■ Exercise details
Lines containing the string "Paris" are to be collected in full.

begin Items

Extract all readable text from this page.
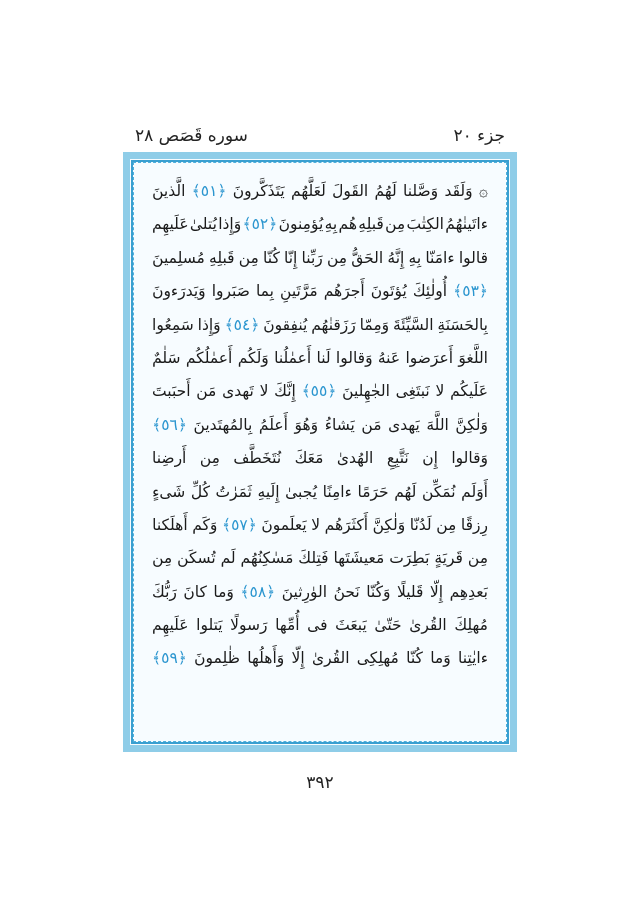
جزء ٢٠
سوره قَصَص ٢٨
۞
وَلَقَد
وَصَّلنا
لَهُمُ
القَولَ
لَعَلَّهُم
يَتَذَكَّرونَ
﴿٥١﴾
الَّذينَ
ءاتَينٰهُمُ
الكِتٰبَ
مِن
قَبلِهِ
هُم
بِهِ
يُؤمِنونَ
﴿٥٢﴾
وَإِذا
يُتلىٰ
عَلَيهِم
قالوا
ءامَنّا
بِهِ
إِنَّهُ
الحَقُّ
مِن
رَبِّنا
إِنّا
كُنّا
مِن
قَبلِهِ
مُسلِمينَ
﴿٥٣﴾
أُولٰئِكَ
يُؤتَونَ
أَجرَهُم
مَرَّتَينِ
بِما
صَبَروا
وَيَدرَءونَ
بِالحَسَنَةِ
السَّيِّئَةَ
وَمِمّا
رَزَقنٰهُم
يُنفِقونَ
﴿٥٤﴾
وَإِذا
سَمِعُوا
اللَّغوَ
أَعرَضوا
عَنهُ
وَقالوا
لَنا
أَعمٰلُنا
وَلَكُم
أَعمٰلُكُم
سَلٰمٌ
عَلَيكُم
لا
نَبتَغِى
الجٰهِلينَ
﴿٥٥﴾
إِنَّكَ
لا
تَهدى
مَن
أَحبَبتَ
وَلٰكِنَّ
اللَّهَ
يَهدى
مَن
يَشاءُ
وَهُوَ
أَعلَمُ
بِالمُهتَدينَ
﴿٥٦﴾
وَقالوا
إِن
نَتَّبِعِ
الهُدىٰ
مَعَكَ
نُتَخَطَّف
مِن
أَرضِنا
أَوَلَم
نُمَكِّن
لَهُم
حَرَمًا
ءامِنًا
يُجبىٰ
إِلَيهِ
ثَمَرٰتُ
كُلِّ
شَىءٍ
رِزقًا
مِن
لَدُنّا
وَلٰكِنَّ
أَكثَرَهُم
لا
يَعلَمونَ
﴿٥٧﴾
وَكَم
أَهلَكنا
مِن
قَريَةٍ
بَطِرَت
مَعيشَتَها
فَتِلكَ
مَسٰكِنُهُم
لَم
تُسكَن
مِن
بَعدِهِم
إِلّا
قَليلًا
وَكُنّا
نَحنُ
الوٰرِثينَ
﴿٥٨﴾
وَما
كانَ
رَبُّكَ
مُهلِكَ
القُرىٰ
حَتّىٰ
يَبعَثَ
فى
أُمِّها
رَسولًا
يَتلوا
عَلَيهِم
ءايٰتِنا
وَما
كُنّا
مُهلِكِى
القُرىٰ
إِلّا
وَأَهلُها
ظٰلِمونَ
﴿٥٩﴾
٣٩٢
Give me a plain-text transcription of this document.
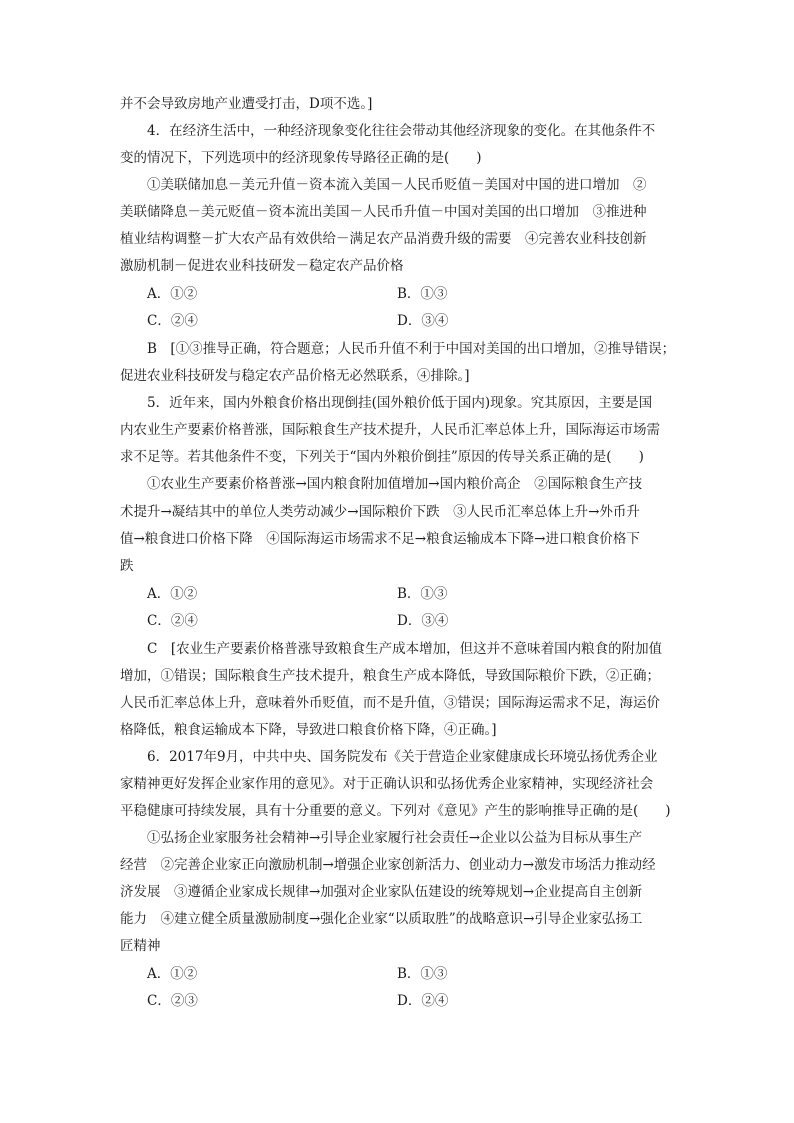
并不会导致房地产业遭受打击，D项不选。]
4．在经济生活中，一种经济现象变化往往会带动其他经济现象的变化。在其他条件不
变的情况下，下列选项中的经济现象传导路径正确的是(　　)
①美联储加息－美元升值－资本流入美国－人民币贬值－美国对中国的进口增加　②
美联储降息－美元贬值－资本流出美国－人民币升值－中国对美国的出口增加　③推进种
植业结构调整－扩大农产品有效供给－满足农产品消费升级的需要　④完善农业科技创新
激励机制－促进农业科技研发－稳定农产品价格
A．①②	B．①③
C．②④	D．③④
B　[①③推导正确，符合题意；人民币升值不利于中国对美国的出口增加，②推导错误；
促进农业科技研发与稳定农产品价格无必然联系，④排除。]
5．近年来，国内外粮食价格出现倒挂(国外粮价低于国内)现象。究其原因，主要是国
内农业生产要素价格普涨，国际粮食生产技术提升，人民币汇率总体上升，国际海运市场需
求不足等。若其他条件不变，下列关于“国内外粮价倒挂”原因的传导关系正确的是(　　)
①农业生产要素价格普涨→国内粮食附加值增加→国内粮价高企　②国际粮食生产技
术提升→凝结其中的单位人类劳动减少→国际粮价下跌　③人民币汇率总体上升→外币升
值→粮食进口价格下降　④国际海运市场需求不足→粮食运输成本下降→进口粮食价格下
跌
A．①②	B．①③
C．②④	D．③④
C　[农业生产要素价格普涨导致粮食生产成本增加，但这并不意味着国内粮食的附加值
增加，①错误；国际粮食生产技术提升，粮食生产成本降低，导致国际粮价下跌，②正确；
人民币汇率总体上升，意味着外币贬值，而不是升值，③错误；国际海运需求不足，海运价
格降低，粮食运输成本下降，导致进口粮食价格下降，④正确。]
6．2017年9月，中共中央、国务院发布《关于营造企业家健康成长环境弘扬优秀企业
家精神更好发挥企业家作用的意见》。对于正确认识和弘扬优秀企业家精神，实现经济社会
平稳健康可持续发展，具有十分重要的意义。下列对《意见》产生的影响推导正确的是(　　)
①弘扬企业家服务社会精神→引导企业家履行社会责任→企业以公益为目标从事生产
经营　②完善企业家正向激励机制→增强企业家创新活力、创业动力→激发市场活力推动经
济发展　③遵循企业家成长规律→加强对企业家队伍建设的统筹规划→企业提高自主创新
能力　④建立健全质量激励制度→强化企业家“以质取胜”的战略意识→引导企业家弘扬工
匠精神
A．①②	B．①③
C．②③	D．②④
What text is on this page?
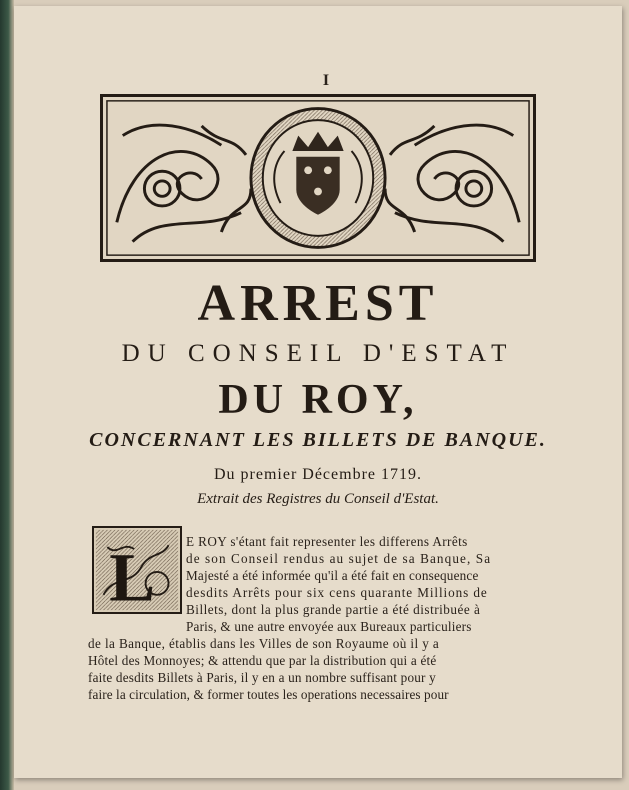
I
ARREST
DU CONSEIL D'ESTAT
DU ROY,
CONCERNANT LES BILLETS DE BANQUE.

Du premier Décembre 1719.

Extrait des Registres du Conseil d'Estat.

L E ROY s'étant fait representer les differens Arrêts

de son Conseil rendus au sujet de sa Banque, Sa

Majesté a été informée qu'il a été fait en consequence

desdits Arrêts pour six cens quarante Millions de

Billets, dont la plus grande partie a été distribuée à

Paris, & une autre envoyée aux Bureaux particuliers

de la Banque, établis dans les Villes de son Royaume où il y a

Hôtel des Monnoyes; & attendu que par la distribution qui a été

faite desdits Billets à Paris, il y en a un nombre suffisant pour y

faire la circulation, & former toutes les operations necessaires pour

end Items

■ Answer for the task
Paris, & une autre envoyée aux Bureaux particuliers
faite desdits Billets à Paris, il y en a un nombre suffisant pour y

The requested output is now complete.